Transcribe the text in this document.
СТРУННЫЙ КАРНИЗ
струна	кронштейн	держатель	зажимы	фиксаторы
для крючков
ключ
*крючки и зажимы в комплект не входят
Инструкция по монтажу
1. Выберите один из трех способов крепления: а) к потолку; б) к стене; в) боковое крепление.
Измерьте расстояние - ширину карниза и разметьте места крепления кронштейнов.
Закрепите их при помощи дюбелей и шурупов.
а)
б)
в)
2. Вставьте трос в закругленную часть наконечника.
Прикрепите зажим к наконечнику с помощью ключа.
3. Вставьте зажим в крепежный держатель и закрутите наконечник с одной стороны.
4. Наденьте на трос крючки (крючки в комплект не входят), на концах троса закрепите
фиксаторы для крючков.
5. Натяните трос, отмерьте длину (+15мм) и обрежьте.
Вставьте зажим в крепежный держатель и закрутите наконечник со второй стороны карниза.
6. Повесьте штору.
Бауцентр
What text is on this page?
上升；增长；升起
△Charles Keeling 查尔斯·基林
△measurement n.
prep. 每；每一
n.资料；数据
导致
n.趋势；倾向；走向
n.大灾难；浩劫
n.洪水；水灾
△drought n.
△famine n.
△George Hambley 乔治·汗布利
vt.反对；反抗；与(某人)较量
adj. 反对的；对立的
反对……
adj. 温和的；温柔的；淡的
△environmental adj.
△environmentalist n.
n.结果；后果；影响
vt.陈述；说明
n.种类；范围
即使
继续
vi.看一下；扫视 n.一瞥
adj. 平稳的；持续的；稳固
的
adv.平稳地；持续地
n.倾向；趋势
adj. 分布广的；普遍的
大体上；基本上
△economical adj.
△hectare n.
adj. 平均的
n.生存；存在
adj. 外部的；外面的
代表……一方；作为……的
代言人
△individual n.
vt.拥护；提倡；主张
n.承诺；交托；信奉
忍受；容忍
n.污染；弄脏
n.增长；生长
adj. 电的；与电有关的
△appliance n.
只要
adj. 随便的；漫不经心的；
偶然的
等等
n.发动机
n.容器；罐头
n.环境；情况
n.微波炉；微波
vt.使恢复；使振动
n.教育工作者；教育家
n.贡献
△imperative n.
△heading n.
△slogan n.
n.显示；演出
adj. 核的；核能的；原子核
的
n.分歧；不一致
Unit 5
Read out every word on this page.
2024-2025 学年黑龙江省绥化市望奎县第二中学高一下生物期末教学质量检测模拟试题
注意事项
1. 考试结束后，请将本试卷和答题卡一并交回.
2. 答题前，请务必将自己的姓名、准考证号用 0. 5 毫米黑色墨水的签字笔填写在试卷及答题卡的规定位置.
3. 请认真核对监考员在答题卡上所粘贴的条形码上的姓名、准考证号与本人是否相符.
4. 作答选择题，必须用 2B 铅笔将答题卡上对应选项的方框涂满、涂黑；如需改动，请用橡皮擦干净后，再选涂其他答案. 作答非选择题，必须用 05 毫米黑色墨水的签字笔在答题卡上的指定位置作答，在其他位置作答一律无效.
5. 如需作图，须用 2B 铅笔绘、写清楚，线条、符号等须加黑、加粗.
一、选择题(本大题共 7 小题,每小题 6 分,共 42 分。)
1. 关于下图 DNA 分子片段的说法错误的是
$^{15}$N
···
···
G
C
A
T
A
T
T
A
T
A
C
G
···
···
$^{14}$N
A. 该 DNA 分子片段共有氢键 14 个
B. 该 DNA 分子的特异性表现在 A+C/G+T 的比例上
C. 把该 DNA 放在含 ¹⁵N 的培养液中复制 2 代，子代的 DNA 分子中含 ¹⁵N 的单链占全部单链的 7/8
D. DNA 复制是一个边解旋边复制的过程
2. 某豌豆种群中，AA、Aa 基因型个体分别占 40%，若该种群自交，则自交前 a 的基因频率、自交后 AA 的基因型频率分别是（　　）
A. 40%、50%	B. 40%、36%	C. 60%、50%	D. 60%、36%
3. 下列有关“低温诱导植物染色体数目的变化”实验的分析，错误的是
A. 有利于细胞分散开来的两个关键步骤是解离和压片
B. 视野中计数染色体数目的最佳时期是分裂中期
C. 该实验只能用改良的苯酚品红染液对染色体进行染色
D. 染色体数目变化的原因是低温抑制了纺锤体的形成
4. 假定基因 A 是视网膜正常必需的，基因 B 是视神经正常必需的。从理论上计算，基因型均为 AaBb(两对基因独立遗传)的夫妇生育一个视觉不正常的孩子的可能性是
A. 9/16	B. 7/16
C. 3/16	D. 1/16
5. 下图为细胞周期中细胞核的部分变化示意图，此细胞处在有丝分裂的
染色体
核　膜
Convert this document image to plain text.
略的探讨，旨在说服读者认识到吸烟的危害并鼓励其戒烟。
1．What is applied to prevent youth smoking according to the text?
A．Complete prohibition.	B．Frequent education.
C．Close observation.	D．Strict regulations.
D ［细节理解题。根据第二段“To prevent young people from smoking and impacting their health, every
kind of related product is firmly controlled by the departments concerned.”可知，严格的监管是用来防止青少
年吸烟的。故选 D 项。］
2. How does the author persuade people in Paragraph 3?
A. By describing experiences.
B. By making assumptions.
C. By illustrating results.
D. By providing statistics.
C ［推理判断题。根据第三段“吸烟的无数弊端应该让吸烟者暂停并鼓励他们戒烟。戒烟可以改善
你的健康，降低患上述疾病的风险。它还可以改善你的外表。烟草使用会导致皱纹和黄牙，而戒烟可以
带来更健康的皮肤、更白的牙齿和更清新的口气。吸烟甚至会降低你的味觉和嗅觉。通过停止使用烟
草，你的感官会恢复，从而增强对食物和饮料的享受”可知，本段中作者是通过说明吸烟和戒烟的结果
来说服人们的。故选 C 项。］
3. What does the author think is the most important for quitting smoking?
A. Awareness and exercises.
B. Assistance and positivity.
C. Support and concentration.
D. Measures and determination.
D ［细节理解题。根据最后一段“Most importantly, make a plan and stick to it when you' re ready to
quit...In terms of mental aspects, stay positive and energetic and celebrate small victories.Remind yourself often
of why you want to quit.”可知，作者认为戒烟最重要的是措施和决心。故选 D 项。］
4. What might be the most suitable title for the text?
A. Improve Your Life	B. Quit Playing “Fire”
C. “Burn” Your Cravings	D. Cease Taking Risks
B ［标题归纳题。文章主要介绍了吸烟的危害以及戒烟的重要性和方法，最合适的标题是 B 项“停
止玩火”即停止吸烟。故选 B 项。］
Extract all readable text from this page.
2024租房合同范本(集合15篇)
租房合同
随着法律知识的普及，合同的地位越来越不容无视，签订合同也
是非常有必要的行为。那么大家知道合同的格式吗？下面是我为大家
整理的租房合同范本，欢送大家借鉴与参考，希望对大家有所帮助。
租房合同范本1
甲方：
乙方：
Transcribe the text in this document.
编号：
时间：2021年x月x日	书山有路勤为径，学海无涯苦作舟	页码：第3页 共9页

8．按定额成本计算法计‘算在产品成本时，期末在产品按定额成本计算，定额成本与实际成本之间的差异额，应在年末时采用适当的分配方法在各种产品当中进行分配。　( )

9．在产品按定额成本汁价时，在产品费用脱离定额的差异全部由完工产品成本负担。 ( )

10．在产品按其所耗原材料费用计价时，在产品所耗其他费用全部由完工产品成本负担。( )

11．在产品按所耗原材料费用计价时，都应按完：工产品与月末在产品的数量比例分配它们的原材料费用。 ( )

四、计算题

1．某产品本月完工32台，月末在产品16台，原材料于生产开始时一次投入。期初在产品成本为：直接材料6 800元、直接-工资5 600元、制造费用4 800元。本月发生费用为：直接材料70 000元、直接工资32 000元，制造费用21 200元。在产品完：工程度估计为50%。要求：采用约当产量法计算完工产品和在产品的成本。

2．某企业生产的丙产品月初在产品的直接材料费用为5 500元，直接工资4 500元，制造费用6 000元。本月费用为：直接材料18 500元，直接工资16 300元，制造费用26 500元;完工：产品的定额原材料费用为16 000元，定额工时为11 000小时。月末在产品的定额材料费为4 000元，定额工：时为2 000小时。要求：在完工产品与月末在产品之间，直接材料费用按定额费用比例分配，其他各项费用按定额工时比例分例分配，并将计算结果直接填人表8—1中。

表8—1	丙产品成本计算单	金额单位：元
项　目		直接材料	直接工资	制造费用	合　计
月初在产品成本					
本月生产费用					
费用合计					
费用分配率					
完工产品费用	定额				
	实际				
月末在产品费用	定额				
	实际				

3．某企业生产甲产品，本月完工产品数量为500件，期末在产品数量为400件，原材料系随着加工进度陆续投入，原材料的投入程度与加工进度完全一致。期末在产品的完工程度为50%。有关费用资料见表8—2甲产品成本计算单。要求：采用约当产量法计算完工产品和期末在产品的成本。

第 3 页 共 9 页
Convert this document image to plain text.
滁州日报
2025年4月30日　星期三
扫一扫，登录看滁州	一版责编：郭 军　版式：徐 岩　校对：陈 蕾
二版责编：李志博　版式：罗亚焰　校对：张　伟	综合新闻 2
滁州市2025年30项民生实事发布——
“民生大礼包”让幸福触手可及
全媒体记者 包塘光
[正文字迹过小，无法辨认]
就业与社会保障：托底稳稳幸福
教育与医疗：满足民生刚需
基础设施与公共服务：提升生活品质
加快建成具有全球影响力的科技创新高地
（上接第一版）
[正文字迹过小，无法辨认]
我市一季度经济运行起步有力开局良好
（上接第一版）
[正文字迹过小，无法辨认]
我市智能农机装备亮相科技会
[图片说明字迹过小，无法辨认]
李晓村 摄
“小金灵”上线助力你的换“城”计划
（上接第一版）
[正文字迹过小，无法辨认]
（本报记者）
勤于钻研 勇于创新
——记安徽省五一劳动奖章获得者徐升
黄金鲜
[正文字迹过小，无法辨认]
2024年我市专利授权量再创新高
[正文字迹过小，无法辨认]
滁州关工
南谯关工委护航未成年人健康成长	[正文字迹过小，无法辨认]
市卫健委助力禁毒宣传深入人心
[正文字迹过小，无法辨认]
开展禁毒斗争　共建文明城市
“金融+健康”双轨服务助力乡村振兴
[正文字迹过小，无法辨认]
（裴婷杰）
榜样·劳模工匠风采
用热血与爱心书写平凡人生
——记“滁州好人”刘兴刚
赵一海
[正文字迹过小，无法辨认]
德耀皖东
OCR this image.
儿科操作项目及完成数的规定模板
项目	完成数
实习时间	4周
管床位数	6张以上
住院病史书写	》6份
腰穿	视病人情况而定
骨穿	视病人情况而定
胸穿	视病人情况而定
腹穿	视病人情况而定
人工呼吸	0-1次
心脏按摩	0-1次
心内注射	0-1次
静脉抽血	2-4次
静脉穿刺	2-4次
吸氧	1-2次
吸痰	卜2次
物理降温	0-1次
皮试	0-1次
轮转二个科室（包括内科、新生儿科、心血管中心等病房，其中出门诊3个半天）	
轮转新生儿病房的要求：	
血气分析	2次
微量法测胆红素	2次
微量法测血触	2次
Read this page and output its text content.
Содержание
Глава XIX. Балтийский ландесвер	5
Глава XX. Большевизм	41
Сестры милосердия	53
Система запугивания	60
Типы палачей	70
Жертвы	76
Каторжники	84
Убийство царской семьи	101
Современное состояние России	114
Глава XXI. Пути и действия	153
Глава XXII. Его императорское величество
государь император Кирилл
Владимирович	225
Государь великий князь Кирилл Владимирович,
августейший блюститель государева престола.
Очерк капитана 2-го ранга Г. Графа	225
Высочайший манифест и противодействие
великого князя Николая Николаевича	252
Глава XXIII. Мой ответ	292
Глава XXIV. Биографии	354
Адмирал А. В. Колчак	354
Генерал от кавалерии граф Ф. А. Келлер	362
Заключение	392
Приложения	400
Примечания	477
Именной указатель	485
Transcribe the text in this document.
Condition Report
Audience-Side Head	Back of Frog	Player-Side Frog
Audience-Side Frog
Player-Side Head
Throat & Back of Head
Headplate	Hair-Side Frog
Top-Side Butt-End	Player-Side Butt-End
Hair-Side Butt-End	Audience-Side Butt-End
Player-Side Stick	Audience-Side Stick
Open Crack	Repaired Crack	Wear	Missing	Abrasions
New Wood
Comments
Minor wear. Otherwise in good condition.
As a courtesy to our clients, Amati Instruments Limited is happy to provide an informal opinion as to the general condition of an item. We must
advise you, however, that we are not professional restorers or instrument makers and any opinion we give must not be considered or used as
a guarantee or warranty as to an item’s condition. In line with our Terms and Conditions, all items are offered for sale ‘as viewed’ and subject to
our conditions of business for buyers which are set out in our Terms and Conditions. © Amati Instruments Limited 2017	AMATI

What you have to do: Give only the count of lines in this material that contain the string "входят".

The response: 2